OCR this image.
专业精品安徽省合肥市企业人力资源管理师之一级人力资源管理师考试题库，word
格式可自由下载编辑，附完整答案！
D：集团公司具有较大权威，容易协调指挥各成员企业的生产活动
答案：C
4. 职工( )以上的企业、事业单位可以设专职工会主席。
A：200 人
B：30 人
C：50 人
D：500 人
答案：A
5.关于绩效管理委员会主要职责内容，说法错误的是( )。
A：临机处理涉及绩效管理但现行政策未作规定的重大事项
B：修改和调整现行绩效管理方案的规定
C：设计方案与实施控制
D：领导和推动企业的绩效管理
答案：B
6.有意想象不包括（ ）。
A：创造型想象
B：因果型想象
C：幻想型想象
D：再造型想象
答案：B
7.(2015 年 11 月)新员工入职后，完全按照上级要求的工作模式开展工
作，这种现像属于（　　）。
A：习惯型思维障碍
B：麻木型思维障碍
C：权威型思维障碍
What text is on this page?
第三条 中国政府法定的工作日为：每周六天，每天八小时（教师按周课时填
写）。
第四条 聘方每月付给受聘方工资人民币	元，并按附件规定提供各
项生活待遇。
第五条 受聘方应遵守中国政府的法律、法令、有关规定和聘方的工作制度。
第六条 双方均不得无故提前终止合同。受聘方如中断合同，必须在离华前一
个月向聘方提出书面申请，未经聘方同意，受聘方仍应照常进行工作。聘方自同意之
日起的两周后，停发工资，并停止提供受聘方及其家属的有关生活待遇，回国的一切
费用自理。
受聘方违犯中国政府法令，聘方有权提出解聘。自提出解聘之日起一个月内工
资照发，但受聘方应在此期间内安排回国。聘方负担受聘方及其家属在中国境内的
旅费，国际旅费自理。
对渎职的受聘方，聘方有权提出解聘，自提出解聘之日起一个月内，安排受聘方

*****

Problem details
Pull out each record as written and restate it exactly.

Correct result
OCR this image.
专业精品安徽省合肥市企业人力资源管理师之一级人力资源管理师考试题库，word
格式可自由下载编辑，附完整答案！
D：集团公司具有较大权威，容易协调指挥各成员企业的生产活动
答案：C
4. 职工( )以上的企业、事业单位可以设专职工会主席。
A：200 人
B：30 人
C：50 人
D：500 人
答案：A
5.关于绩效管理委员会主要职责内容，说法错误的是( )。
A：临机处理涉及绩效管理但现行政策未作规定的重大事项
B：修改和调整现行绩效管理方案的规定
C：设计方案与实施控制
D：领导和推动企业的绩效管理
答案：B
6.有意想象不包括（ ）。
A：创造型想象
B：因果型想象
C：幻想型想象
D：再造型想象
答案：B
7.(2015 年 11 月)新员工入职后，完全按照上级要求的工作模式开展工
作，这种现像属于（　　）。
A：习惯型思维障碍
B：麻木型思维障碍
C：权威型思维障碍
What text is on this page?
第三条 中国政府法定的工作日为：每周六天，每天八小时（教师按周课时填
写）。
第四条 聘方每月付给受聘方工资人民币	元，并按附件规定提供各
项生活待遇。
第五条 受聘方应遵守中国政府的法律、法令、有关规定和聘方的工作制度。
第六条 双方均不得无故提前终止合同。受聘方如中断合同，必须在离华前一
个月向聘方提出书面申请，未经聘方同意，受聘方仍应照常进行工作。聘方自同意之
日起的两周后，停发工资，并停止提供受聘方及其家属的有关生活待遇，回国的一切
费用自理。
受聘方违犯中国政府法令，聘方有权提出解聘。自提出解聘之日起一个月内工
资照发，但受聘方应在此期间内安排回国。聘方负担受聘方及其家属在中国境内的
旅费，国际旅费自理。
对渎职的受聘方，聘方有权提出解聘，自提出解聘之日起一个月内，安排受聘方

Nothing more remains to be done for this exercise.